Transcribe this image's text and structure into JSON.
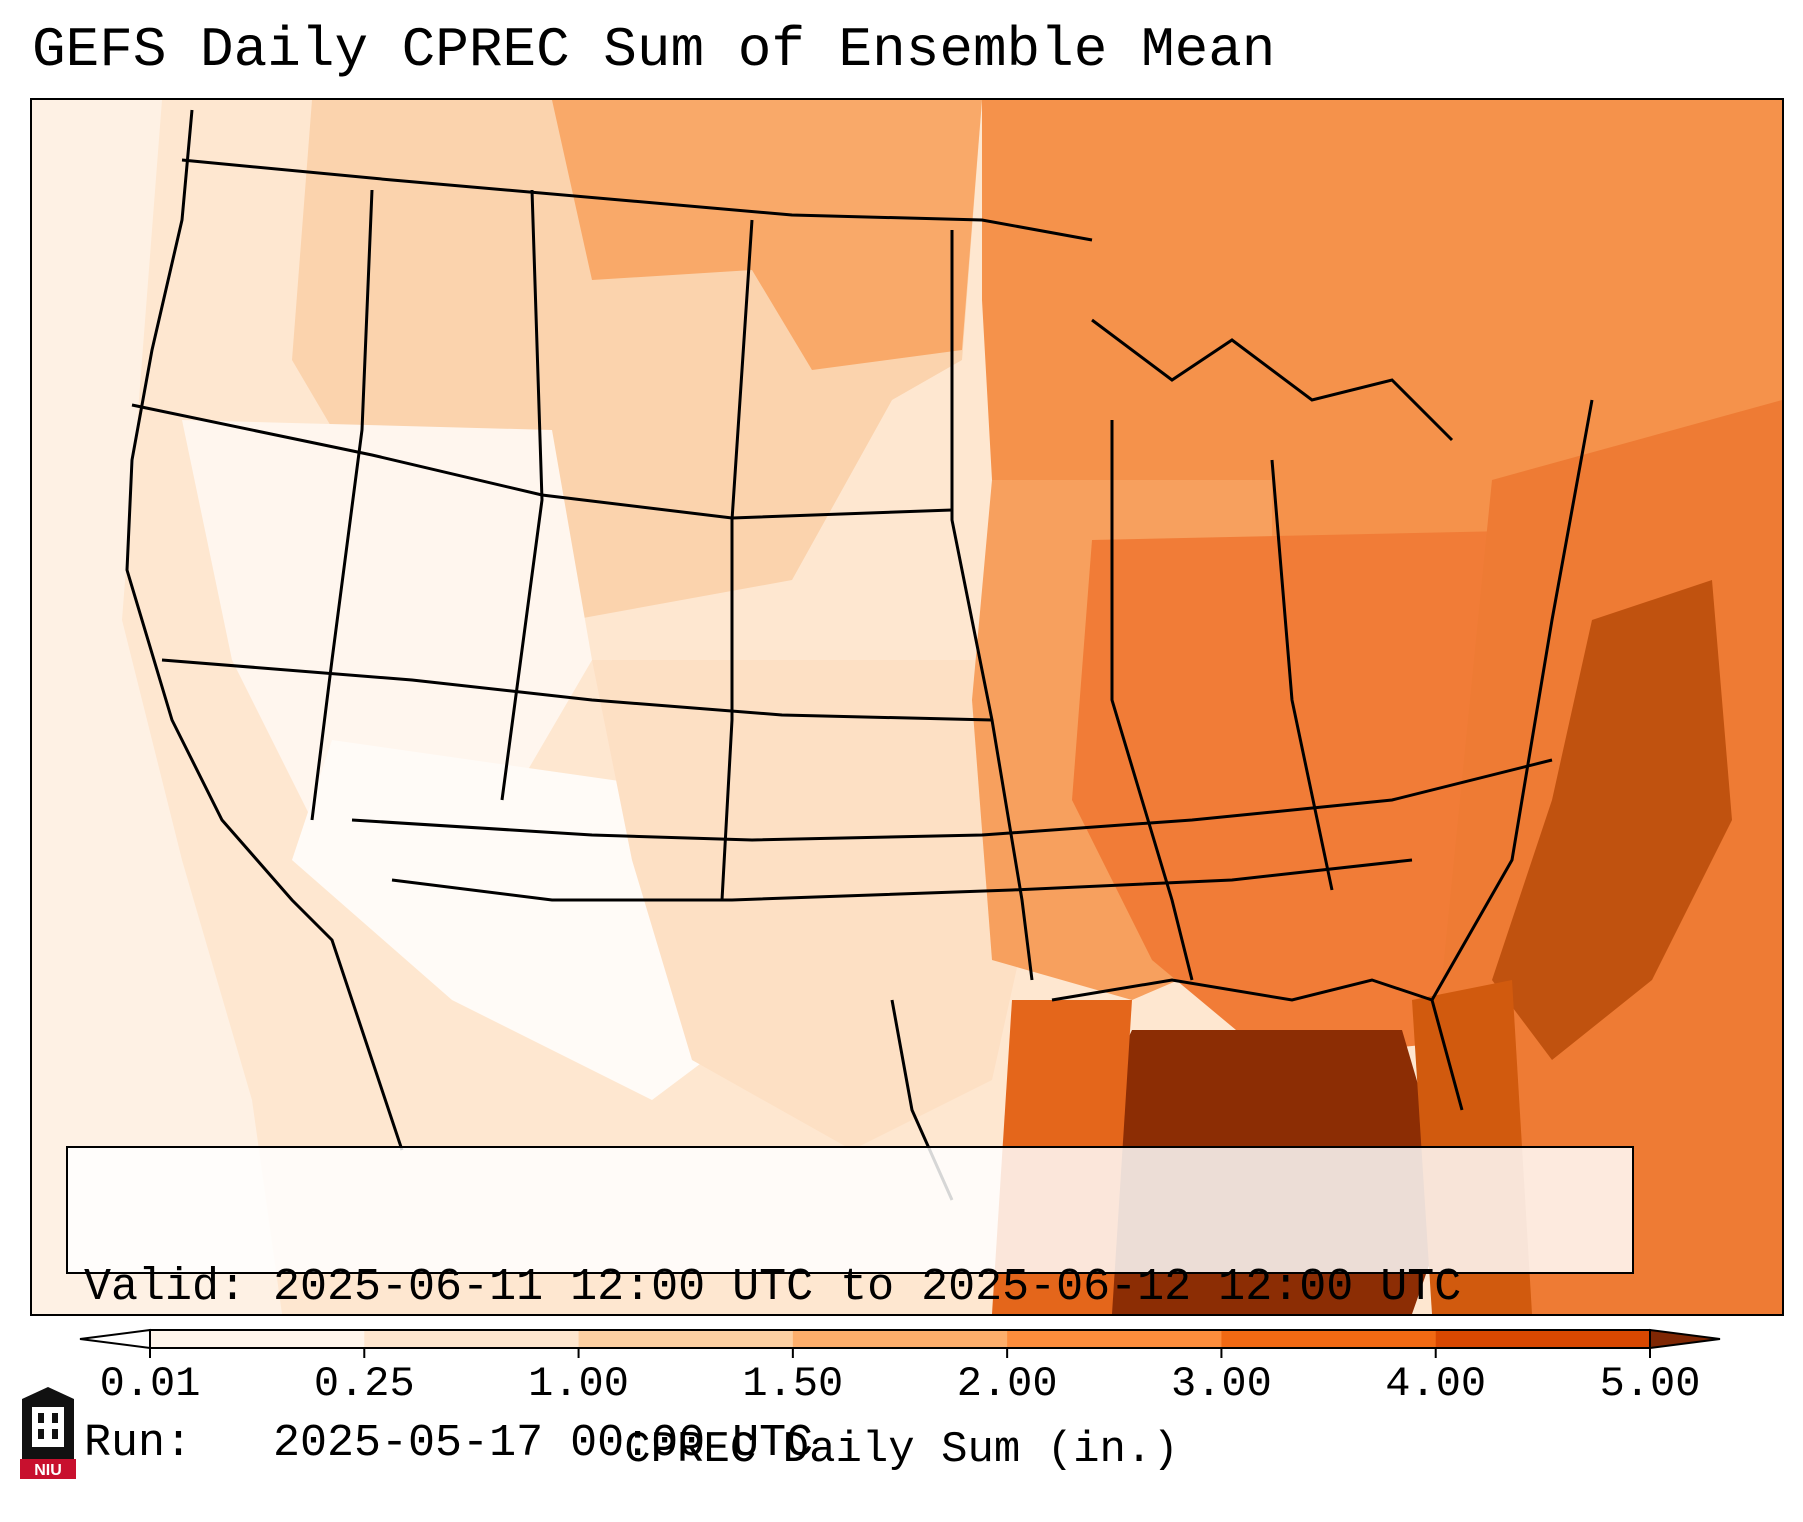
{
  "title": "GEFS Daily CPREC Sum of Ensemble Mean",
  "info": {
    "valid": "Valid: 2025-06-11 12:00 UTC to 2025-06-12 12:00 UTC",
    "run": "Run:   2025-05-17 00:00 UTC"
  },
  "colorbar": {
    "label": "CPREC Daily Sum (in.)",
    "ticks": [
      "0.01",
      "0.25",
      "1.00",
      "1.50",
      "2.00",
      "3.00",
      "4.00",
      "5.00"
    ],
    "colors": [
      "#fff5eb",
      "#fee6ce",
      "#fdd0a2",
      "#fdae6b",
      "#fd8d3c",
      "#f16913",
      "#d94801",
      "#8c2d04"
    ],
    "under_color": "#ffffff",
    "over_color": "#7f2704"
  },
  "logo": {
    "text": "NIU",
    "colors": {
      "red": "#c8102e",
      "black": "#111111"
    }
  },
  "map": {
    "colors": {
      "ocean_west": "#fef0e2",
      "west_land": "#fde9d6",
      "southwest": "#fff4ea",
      "plains": "#fdd7b0",
      "midwest": "#f7934f",
      "southeast": "#f07a32",
      "gulf_core": "#8c2d04",
      "atlantic": "#ef7d35",
      "atlantic_dark": "#b8480b",
      "boundaries": "#000000"
    }
  }
}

━━━━

Look over the records above and copy each line that includes the string "text".

▶ _RESPONSE_:
Transcribe this image's text and structure into JSON.
    "text": "NIU",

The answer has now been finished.